-------- Data for this exercise
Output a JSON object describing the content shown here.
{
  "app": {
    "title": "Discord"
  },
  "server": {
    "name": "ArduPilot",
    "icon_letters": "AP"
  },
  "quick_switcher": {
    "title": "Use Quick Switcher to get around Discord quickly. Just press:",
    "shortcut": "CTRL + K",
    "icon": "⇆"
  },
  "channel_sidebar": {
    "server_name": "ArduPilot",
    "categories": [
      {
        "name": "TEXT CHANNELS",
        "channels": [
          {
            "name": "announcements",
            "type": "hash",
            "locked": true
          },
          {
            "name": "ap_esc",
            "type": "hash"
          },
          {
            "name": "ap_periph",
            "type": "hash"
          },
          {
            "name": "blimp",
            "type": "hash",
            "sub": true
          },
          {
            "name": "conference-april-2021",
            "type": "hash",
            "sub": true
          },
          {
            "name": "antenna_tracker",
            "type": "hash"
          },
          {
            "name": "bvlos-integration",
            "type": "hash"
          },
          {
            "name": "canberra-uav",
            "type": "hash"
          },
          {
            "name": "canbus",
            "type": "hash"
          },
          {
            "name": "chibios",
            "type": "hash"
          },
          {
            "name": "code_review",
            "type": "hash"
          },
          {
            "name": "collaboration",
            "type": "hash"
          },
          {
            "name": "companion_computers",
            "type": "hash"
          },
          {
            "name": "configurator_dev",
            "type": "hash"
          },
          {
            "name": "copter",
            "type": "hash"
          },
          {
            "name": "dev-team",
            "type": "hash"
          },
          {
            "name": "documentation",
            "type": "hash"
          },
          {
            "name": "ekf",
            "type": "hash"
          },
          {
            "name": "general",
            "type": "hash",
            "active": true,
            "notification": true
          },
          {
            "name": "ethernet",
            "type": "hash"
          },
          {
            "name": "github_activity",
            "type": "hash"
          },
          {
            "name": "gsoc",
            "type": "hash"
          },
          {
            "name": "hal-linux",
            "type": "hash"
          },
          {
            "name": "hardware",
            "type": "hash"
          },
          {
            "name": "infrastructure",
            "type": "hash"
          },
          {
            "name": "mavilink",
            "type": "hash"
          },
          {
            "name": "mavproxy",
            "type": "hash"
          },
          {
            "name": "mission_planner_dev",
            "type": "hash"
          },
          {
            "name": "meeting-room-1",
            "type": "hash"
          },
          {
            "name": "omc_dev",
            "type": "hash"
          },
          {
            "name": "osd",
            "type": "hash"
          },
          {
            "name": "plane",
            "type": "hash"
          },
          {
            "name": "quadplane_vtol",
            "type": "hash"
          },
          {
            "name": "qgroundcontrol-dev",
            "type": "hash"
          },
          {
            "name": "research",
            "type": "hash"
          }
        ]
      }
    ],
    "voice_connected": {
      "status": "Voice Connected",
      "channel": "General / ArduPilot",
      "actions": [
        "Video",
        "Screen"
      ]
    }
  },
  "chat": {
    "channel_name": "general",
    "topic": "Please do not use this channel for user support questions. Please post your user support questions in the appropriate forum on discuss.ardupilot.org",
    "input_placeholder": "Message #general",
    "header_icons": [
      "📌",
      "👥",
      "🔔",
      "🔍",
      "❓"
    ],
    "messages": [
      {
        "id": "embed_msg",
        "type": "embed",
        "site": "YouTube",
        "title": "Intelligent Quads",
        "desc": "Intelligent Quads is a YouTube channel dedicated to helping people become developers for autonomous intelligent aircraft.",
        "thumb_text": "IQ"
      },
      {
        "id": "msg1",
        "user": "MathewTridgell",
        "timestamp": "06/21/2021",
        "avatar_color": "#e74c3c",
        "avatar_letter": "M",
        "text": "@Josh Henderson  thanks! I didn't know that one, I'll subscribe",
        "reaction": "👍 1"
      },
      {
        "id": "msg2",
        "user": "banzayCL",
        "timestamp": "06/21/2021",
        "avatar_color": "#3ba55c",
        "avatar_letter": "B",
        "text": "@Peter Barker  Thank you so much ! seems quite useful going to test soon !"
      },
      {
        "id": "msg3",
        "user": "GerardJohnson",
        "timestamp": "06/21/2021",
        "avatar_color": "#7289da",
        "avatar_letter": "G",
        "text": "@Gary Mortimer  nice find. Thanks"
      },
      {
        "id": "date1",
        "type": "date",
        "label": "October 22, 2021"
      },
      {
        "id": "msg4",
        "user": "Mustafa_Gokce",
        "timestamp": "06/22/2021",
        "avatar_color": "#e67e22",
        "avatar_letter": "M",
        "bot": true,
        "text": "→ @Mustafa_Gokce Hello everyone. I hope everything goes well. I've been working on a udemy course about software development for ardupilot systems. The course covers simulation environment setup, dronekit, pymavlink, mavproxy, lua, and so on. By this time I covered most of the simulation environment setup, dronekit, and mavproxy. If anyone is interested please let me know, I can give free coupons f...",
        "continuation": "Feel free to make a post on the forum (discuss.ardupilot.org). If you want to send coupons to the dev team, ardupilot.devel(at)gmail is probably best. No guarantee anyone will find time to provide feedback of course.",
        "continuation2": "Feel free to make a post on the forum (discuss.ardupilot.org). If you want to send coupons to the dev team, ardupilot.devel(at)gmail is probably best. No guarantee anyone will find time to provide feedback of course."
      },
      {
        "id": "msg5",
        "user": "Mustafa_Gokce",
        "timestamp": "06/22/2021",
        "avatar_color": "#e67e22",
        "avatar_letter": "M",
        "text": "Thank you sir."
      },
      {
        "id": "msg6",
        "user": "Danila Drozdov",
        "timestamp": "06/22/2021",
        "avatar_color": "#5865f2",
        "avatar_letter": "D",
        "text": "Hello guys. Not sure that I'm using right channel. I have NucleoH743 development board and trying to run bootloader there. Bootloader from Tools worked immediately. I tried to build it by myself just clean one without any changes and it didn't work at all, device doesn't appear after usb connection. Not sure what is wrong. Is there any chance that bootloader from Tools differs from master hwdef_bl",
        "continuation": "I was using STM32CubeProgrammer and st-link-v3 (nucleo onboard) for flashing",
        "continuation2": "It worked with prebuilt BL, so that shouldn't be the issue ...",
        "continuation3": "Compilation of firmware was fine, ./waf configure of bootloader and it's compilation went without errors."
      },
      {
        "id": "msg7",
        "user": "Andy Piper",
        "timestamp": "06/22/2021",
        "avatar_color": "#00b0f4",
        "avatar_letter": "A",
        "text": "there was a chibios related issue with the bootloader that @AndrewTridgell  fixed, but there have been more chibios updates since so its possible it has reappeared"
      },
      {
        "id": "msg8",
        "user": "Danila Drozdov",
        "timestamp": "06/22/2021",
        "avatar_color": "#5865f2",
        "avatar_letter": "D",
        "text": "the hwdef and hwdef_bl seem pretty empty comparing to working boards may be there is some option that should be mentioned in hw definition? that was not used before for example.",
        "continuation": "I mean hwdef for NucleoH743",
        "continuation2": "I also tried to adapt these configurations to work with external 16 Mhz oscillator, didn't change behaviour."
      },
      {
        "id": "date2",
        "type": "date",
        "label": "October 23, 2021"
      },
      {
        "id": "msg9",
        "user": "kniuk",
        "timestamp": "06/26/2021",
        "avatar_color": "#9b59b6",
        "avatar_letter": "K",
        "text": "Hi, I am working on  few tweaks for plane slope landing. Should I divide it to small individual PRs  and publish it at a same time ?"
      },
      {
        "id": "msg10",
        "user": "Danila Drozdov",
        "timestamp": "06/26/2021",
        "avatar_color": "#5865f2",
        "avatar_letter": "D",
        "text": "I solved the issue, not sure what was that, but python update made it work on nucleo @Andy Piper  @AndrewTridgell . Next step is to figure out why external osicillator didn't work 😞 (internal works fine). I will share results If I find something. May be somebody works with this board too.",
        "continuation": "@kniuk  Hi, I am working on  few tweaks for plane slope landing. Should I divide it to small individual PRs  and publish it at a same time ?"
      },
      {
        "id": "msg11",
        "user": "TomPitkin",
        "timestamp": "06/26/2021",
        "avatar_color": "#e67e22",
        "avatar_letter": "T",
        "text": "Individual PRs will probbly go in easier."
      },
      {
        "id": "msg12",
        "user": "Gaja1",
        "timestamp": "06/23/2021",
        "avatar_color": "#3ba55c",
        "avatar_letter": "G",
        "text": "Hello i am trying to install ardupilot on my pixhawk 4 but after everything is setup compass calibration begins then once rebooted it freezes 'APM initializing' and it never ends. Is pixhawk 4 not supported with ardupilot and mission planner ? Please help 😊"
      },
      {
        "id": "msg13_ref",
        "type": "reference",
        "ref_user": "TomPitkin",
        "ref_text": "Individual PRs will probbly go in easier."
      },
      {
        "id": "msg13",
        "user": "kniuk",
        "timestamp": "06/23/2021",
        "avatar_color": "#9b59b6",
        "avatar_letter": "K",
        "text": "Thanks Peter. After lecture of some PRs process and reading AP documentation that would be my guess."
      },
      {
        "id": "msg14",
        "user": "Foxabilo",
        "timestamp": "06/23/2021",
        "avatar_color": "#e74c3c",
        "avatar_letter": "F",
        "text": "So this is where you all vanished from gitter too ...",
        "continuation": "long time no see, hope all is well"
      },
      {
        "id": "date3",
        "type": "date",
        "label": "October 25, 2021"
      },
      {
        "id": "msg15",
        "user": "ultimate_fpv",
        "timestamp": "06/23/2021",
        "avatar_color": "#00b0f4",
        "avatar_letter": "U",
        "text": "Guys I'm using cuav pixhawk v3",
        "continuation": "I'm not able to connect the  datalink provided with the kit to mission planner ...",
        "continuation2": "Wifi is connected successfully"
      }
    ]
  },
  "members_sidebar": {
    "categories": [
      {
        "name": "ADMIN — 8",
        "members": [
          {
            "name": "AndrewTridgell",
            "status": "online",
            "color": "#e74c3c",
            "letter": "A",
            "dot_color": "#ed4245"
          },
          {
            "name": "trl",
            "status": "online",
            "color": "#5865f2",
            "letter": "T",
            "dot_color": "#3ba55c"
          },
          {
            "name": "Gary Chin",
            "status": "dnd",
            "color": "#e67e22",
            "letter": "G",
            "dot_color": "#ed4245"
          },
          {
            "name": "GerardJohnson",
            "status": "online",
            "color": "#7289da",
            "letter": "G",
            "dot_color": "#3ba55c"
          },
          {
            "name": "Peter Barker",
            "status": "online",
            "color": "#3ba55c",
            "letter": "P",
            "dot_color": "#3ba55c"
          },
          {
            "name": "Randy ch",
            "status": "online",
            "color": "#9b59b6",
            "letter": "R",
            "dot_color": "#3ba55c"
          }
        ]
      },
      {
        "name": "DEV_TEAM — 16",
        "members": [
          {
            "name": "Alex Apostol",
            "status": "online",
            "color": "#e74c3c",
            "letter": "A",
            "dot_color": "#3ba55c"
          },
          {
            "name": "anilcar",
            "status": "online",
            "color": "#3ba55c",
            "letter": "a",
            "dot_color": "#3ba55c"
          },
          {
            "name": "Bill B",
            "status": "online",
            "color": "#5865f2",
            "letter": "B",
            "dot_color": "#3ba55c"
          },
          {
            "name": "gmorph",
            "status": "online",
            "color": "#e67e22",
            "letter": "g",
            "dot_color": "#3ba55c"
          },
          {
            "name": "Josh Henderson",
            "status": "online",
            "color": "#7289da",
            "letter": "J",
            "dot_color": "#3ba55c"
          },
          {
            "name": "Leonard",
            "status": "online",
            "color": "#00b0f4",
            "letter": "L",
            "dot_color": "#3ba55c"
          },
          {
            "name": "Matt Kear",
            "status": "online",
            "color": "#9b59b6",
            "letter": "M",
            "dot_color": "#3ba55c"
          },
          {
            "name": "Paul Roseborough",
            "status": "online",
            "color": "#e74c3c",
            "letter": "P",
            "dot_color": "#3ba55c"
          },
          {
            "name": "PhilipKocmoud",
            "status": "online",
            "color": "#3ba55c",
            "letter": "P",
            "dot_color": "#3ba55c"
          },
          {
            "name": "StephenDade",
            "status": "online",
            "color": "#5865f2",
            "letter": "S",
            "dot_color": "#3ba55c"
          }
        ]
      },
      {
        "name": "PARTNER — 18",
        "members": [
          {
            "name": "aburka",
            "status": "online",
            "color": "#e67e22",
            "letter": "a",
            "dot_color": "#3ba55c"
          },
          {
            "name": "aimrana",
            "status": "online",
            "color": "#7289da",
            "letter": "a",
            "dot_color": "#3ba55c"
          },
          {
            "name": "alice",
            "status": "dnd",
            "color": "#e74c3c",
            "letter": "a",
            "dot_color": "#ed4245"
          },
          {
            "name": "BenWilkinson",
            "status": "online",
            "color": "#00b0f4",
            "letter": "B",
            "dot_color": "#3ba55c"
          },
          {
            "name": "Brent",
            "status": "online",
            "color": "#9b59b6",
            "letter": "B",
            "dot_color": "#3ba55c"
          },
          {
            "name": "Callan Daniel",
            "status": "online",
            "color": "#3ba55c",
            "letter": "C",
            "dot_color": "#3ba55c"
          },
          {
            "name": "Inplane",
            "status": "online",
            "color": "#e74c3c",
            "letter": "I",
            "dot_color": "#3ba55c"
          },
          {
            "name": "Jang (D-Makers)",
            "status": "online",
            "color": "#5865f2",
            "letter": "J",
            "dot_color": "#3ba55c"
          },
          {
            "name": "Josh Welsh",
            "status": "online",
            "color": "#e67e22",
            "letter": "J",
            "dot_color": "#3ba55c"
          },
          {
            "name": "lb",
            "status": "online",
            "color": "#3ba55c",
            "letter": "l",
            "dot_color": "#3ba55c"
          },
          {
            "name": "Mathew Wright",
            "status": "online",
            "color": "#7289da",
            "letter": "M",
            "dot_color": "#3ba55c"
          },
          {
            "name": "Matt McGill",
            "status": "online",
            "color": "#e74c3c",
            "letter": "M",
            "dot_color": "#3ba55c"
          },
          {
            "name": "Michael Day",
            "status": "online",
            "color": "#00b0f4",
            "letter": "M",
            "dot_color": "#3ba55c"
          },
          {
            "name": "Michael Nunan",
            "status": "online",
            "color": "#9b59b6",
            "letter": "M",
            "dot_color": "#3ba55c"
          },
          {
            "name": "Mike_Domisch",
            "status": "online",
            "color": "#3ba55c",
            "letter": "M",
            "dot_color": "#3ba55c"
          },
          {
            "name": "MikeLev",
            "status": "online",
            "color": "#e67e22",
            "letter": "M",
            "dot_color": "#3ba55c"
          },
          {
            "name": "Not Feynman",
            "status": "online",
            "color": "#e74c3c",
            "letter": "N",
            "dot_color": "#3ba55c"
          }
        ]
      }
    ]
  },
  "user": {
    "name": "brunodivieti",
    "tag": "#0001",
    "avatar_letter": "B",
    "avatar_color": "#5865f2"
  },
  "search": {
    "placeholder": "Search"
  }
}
----------------
■ Problem to work on:
Only lines holding the string "label" are wanted; gather each one from the entries above.

■ Solution to this exercise:
        "label": "October 22, 2021"
        "label": "October 23, 2021"
        "label": "October 25, 2021"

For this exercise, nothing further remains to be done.